Data entries
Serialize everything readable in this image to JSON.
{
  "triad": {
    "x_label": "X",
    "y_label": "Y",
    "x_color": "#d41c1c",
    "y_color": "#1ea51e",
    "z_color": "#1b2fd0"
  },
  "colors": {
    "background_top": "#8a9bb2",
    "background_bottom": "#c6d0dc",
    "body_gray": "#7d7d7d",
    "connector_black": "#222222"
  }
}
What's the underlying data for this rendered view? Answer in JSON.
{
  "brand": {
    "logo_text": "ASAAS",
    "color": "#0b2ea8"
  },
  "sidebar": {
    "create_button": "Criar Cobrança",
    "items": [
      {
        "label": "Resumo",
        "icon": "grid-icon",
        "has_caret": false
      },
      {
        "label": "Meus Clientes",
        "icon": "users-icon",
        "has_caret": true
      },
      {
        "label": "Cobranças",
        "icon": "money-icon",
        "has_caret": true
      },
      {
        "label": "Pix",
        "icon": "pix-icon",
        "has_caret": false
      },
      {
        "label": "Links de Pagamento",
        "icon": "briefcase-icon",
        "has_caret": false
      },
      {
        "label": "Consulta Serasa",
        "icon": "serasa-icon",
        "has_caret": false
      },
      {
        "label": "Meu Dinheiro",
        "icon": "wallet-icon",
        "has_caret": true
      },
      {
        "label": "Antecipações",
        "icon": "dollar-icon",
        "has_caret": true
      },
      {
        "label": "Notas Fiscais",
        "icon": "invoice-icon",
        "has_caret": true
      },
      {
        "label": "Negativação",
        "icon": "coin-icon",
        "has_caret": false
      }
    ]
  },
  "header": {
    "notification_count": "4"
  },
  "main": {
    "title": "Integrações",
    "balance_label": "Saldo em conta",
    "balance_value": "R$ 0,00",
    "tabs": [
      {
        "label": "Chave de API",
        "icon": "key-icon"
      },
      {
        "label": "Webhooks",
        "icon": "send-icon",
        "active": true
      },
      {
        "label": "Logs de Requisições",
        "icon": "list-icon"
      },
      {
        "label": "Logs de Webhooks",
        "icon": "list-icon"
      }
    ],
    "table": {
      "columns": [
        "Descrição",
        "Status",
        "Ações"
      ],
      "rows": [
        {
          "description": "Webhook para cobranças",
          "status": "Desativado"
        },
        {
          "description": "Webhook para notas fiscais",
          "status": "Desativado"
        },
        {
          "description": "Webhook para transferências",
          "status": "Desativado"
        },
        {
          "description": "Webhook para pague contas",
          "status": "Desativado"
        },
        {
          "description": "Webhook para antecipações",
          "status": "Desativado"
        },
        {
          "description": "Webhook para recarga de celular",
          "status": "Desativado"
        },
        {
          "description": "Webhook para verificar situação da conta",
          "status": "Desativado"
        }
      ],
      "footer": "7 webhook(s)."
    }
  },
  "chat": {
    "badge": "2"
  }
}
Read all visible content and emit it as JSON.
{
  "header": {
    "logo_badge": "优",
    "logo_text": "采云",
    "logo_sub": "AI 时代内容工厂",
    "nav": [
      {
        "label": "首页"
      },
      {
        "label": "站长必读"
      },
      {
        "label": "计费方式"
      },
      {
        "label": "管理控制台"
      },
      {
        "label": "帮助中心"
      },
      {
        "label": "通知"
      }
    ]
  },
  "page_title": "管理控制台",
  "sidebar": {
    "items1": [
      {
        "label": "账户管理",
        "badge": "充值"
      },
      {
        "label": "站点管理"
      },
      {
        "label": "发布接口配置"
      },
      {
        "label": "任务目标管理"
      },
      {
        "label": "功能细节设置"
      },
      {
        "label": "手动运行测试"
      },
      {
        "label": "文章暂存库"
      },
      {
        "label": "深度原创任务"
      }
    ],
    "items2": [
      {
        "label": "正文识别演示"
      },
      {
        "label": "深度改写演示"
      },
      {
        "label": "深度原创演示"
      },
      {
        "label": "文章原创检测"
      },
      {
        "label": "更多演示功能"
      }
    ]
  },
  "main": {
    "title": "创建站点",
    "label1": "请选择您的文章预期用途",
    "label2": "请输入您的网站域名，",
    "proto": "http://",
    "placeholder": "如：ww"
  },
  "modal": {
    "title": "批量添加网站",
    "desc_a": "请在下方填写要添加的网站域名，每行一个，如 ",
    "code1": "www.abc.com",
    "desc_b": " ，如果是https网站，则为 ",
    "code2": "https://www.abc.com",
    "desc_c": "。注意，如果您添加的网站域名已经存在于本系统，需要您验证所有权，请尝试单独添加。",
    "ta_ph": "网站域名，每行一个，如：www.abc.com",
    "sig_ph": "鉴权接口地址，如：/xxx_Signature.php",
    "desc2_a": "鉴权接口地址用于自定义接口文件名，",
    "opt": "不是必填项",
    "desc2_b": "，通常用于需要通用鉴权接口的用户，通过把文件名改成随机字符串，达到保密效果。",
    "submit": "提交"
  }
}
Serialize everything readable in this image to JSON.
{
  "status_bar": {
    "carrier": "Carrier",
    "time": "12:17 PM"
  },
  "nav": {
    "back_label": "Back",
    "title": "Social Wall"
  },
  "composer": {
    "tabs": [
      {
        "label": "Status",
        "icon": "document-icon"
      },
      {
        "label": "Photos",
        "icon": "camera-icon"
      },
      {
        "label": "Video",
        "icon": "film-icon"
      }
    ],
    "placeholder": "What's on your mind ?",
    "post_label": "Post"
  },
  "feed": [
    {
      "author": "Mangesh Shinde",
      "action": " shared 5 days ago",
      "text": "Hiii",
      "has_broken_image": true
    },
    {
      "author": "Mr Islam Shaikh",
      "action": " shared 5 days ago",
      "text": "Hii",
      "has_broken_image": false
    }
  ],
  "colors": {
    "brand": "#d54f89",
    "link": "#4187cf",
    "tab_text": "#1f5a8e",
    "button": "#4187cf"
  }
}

**TASK STATEMENT**
Your task is to output all of the data above word for word.

**COMPLETE ANSWER**
Serialize everything readable in this image to JSON.
{
  "triad": {
    "x_label": "X",
    "y_label": "Y",
    "x_color": "#d41c1c",
    "y_color": "#1ea51e",
    "z_color": "#1b2fd0"
  },
  "colors": {
    "background_top": "#8a9bb2",
    "background_bottom": "#c6d0dc",
    "body_gray": "#7d7d7d",
    "connector_black": "#222222"
  }
}
What's the underlying data for this rendered view? Answer in JSON.
{
  "brand": {
    "logo_text": "ASAAS",
    "color": "#0b2ea8"
  },
  "sidebar": {
    "create_button": "Criar Cobrança",
    "items": [
      {
        "label": "Resumo",
        "icon": "grid-icon",
        "has_caret": false
      },
      {
        "label": "Meus Clientes",
        "icon": "users-icon",
        "has_caret": true
      },
      {
        "label": "Cobranças",
        "icon": "money-icon",
        "has_caret": true
      },
      {
        "label": "Pix",
        "icon": "pix-icon",
        "has_caret": false
      },
      {
        "label": "Links de Pagamento",
        "icon": "briefcase-icon",
        "has_caret": false
      },
      {
        "label": "Consulta Serasa",
        "icon": "serasa-icon",
        "has_caret": false
      },
      {
        "label": "Meu Dinheiro",
        "icon": "wallet-icon",
        "has_caret": true
      },
      {
        "label": "Antecipações",
        "icon": "dollar-icon",
        "has_caret": true
      },
      {
        "label": "Notas Fiscais",
        "icon": "invoice-icon",
        "has_caret": true
      },
      {
        "label": "Negativação",
        "icon": "coin-icon",
        "has_caret": false
      }
    ]
  },
  "header": {
    "notification_count": "4"
  },
  "main": {
    "title": "Integrações",
    "balance_label": "Saldo em conta",
    "balance_value": "R$ 0,00",
    "tabs": [
      {
        "label": "Chave de API",
        "icon": "key-icon"
      },
      {
        "label": "Webhooks",
        "icon": "send-icon",
        "active": true
      },
      {
        "label": "Logs de Requisições",
        "icon": "list-icon"
      },
      {
        "label": "Logs de Webhooks",
        "icon": "list-icon"
      }
    ],
    "table": {
      "columns": [
        "Descrição",
        "Status",
        "Ações"
      ],
      "rows": [
        {
          "description": "Webhook para cobranças",
          "status": "Desativado"
        },
        {
          "description": "Webhook para notas fiscais",
          "status": "Desativado"
        },
        {
          "description": "Webhook para transferências",
          "status": "Desativado"
        },
        {
          "description": "Webhook para pague contas",
          "status": "Desativado"
        },
        {
          "description": "Webhook para antecipações",
          "status": "Desativado"
        },
        {
          "description": "Webhook para recarga de celular",
          "status": "Desativado"
        },
        {
          "description": "Webhook para verificar situação da conta",
          "status": "Desativado"
        }
      ],
      "footer": "7 webhook(s)."
    }
  },
  "chat": {
    "badge": "2"
  }
}
Read all visible content and emit it as JSON.
{
  "header": {
    "logo_badge": "优",
    "logo_text": "采云",
    "logo_sub": "AI 时代内容工厂",
    "nav": [
      {
        "label": "首页"
      },
      {
        "label": "站长必读"
      },
      {
        "label": "计费方式"
      },
      {
        "label": "管理控制台"
      },
      {
        "label": "帮助中心"
      },
      {
        "label": "通知"
      }
    ]
  },
  "page_title": "管理控制台",
  "sidebar": {
    "items1": [
      {
        "label": "账户管理",
        "badge": "充值"
      },
      {
        "label": "站点管理"
      },
      {
        "label": "发布接口配置"
      },
      {
        "label": "任务目标管理"
      },
      {
        "label": "功能细节设置"
      },
      {
        "label": "手动运行测试"
      },
      {
        "label": "文章暂存库"
      },
      {
        "label": "深度原创任务"
      }
    ],
    "items2": [
      {
        "label": "正文识别演示"
      },
      {
        "label": "深度改写演示"
      },
      {
        "label": "深度原创演示"
      },
      {
        "label": "文章原创检测"
      },
      {
        "label": "更多演示功能"
      }
    ]
  },
  "main": {
    "title": "创建站点",
    "label1": "请选择您的文章预期用途",
    "label2": "请输入您的网站域名，",
    "proto": "http://",
    "placeholder": "如：ww"
  },
  "modal": {
    "title": "批量添加网站",
    "desc_a": "请在下方填写要添加的网站域名，每行一个，如 ",
    "code1": "www.abc.com",
    "desc_b": " ，如果是https网站，则为 ",
    "code2": "https://www.abc.com",
    "desc_c": "。注意，如果您添加的网站域名已经存在于本系统，需要您验证所有权，请尝试单独添加。",
    "ta_ph": "网站域名，每行一个，如：www.abc.com",
    "sig_ph": "鉴权接口地址，如：/xxx_Signature.php",
    "desc2_a": "鉴权接口地址用于自定义接口文件名，",
    "opt": "不是必填项",
    "desc2_b": "，通常用于需要通用鉴权接口的用户，通过把文件名改成随机字符串，达到保密效果。",
    "submit": "提交"
  }
}
Serialize everything readable in this image to JSON.
{
  "status_bar": {
    "carrier": "Carrier",
    "time": "12:17 PM"
  },
  "nav": {
    "back_label": "Back",
    "title": "Social Wall"
  },
  "composer": {
    "tabs": [
      {
        "label": "Status",
        "icon": "document-icon"
      },
      {
        "label": "Photos",
        "icon": "camera-icon"
      },
      {
        "label": "Video",
        "icon": "film-icon"
      }
    ],
    "placeholder": "What's on your mind ?",
    "post_label": "Post"
  },
  "feed": [
    {
      "author": "Mangesh Shinde",
      "action": " shared 5 days ago",
      "text": "Hiii",
      "has_broken_image": true
    },
    {
      "author": "Mr Islam Shaikh",
      "action": " shared 5 days ago",
      "text": "Hii",
      "has_broken_image": false
    }
  ],
  "colors": {
    "brand": "#d54f89",
    "link": "#4187cf",
    "tab_text": "#1f5a8e",
    "button": "#4187cf"
  }
}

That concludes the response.